Meyners, Michael
2015-Jun-08 10:01 UTC
[R] mismatch between match and unique causing ecdf (well, approxfun) to fail
All,
I encountered the following issue with ecdf which was originally on a vector of
length 10,000, but I have been able to reduce it to a minimal reproducible
example (just to avoid questions why I'd want to do this for a vector of
length 2...):
test2 = structure(list(X817 = 3.39824670255344, X4789 = 3.39824670255344),
.Names = c("X817", "X4789"), row.names = 74L, class =
"data.frame")
ecdf(test2)
# Error in xy.coords(x, y) : 'x' and 'y' lengths differ
In an attempt to track this down, it occurs that
unique(test2)
# X817 X4789
#74 3.398247 3.398247
while
match(test2, unique(test2))
#[1] 1 1
matches both values to the first one. This causes a hiccup in the call to ecdf,
as this uses (an equivalent to) a call to approxfun with x = test2 and y =
cumsum(tabulate(match(test2, unique(test2)))), the latter now containing one
entry less than the former, so xy.coords fails.
I understand that the issue should be somehow related to FAQ 7.31, but I would
have hoped that unique and match would be using the same precision and hence
both or neither would consider the two values identical, but not one match while
unique doesn't.
Last but not least, it doesn't really cause an issue on my end (other than
breaking my code and hence out of a loop at first place...); rounding will help
w/o noteworthy changes to the outcome, so no need to propose a workaround :-)
I'd rather like to raise the issue and learn whether there is a purpose for
this behavior, and/or whether there is a generic fix to this, or whether I am
completely missing something.
Version info (under Windows 7):
R version 3.2.0 (2015-04-16) -- "Full of Ingredients"
Platform: x86_64-w64-mingw32/x64 (64-bit)
Cheers, Michael

____________________

■ **What you will do**
[1] Reproduce the ecdf post verbatim from "I understand that" up to and including "Platform: x86_64-w64-mingw32/x64 (64-bit)".
[2] According to the ecdf post, which version of Windows was the R session running under?
The records have no connection to the ecdf post.

■ **Record extracts**

____________________

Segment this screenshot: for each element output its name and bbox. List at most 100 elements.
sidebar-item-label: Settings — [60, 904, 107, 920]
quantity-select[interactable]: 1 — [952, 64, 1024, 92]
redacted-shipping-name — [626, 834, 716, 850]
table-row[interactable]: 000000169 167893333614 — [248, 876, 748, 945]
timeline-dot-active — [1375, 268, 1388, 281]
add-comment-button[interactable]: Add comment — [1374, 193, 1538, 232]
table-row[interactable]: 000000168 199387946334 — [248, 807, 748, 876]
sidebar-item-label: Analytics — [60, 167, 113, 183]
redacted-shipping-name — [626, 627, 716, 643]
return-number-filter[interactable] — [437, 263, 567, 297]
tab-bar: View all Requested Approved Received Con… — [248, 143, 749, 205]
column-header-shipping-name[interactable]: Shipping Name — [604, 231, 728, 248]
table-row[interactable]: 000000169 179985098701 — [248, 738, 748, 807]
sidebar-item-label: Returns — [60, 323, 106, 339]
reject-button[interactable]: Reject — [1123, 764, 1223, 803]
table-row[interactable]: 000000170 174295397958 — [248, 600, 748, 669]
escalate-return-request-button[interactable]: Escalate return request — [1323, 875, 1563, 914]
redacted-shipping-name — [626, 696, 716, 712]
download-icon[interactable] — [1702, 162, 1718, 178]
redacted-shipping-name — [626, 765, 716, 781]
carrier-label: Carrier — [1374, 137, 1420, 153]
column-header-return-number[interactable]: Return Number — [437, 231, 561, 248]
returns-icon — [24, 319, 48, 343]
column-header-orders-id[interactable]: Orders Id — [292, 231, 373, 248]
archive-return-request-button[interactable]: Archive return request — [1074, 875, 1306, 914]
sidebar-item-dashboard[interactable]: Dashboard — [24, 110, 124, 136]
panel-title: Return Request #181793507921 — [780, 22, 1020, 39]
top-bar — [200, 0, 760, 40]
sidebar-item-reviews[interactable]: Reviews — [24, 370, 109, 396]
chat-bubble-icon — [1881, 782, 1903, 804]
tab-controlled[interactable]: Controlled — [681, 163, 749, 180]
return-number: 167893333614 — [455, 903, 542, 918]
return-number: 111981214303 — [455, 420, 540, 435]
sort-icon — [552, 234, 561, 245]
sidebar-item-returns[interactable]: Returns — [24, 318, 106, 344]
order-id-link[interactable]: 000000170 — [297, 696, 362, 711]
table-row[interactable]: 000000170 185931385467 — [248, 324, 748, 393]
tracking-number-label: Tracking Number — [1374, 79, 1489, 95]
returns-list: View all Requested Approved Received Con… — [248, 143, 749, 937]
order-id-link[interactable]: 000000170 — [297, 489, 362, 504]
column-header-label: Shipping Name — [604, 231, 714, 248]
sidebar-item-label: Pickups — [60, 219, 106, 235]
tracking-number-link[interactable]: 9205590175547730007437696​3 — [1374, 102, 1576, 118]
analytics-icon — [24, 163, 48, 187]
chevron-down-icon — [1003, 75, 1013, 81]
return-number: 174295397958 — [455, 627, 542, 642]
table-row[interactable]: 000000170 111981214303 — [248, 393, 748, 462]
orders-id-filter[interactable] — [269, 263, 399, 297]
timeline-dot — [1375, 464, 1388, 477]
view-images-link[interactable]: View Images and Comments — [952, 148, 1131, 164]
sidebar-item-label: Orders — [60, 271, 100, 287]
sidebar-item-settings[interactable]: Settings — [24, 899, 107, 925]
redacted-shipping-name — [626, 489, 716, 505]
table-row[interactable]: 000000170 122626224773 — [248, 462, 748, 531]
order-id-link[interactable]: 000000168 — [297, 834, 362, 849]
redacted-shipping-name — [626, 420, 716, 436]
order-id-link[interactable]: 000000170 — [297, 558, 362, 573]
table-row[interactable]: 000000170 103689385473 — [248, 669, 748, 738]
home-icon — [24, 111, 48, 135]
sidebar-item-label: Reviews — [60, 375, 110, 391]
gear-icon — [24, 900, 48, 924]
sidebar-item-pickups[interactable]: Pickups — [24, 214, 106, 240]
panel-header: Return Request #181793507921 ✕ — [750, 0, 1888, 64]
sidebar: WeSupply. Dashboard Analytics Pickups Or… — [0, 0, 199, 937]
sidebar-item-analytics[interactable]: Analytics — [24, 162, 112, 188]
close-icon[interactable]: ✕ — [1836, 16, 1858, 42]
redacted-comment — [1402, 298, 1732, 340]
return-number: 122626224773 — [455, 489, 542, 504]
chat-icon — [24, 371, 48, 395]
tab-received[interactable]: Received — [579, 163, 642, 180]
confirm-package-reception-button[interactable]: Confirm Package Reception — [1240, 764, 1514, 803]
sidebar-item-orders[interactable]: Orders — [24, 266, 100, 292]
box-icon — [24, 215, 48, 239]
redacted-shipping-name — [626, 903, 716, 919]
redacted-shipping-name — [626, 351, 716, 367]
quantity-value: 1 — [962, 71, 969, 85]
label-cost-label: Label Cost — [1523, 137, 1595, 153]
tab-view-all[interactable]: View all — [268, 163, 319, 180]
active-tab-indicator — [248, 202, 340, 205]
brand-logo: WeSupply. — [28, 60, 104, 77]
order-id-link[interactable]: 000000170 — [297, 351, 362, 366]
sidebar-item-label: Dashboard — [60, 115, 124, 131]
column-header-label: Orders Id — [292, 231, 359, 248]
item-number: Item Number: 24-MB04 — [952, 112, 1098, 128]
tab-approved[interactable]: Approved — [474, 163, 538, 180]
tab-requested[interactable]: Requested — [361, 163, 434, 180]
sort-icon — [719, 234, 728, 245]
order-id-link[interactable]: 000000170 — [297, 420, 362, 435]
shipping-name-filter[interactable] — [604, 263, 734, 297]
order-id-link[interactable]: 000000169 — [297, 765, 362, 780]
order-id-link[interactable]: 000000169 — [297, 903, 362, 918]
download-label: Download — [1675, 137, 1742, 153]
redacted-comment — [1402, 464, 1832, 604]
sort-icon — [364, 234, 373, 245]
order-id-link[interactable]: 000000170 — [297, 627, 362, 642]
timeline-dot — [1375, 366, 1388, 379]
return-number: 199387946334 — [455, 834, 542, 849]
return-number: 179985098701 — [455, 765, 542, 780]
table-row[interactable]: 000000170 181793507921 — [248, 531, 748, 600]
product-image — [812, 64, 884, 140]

____________________

■ **Worked solutions**
[1]
I understand that the issue should be somehow related to FAQ 7.31, but I would
have hoped that unique and match would be using the same precision and hence
both or neither would consider the two values identical, but not one match while
unique doesn't.
Last but not least, it doesn't really cause an issue on my end (other than
breaking my code and hence out of a loop at first place...); rounding will help
w/o noteworthy changes to the outcome, so no need to propose a workaround :-)
I'd rather like to raise the issue and learn whether there is a purpose for
this behavior, and/or whether there is a generic fix to this, or whether I am
completely missing something.
Version info (under Windows 7):
R version 3.2.0 (2015-04-16) -- "Full of Ingredients"
Platform: x86_64-w64-mingw32/x64 (64-bit)

[2] Windows 7.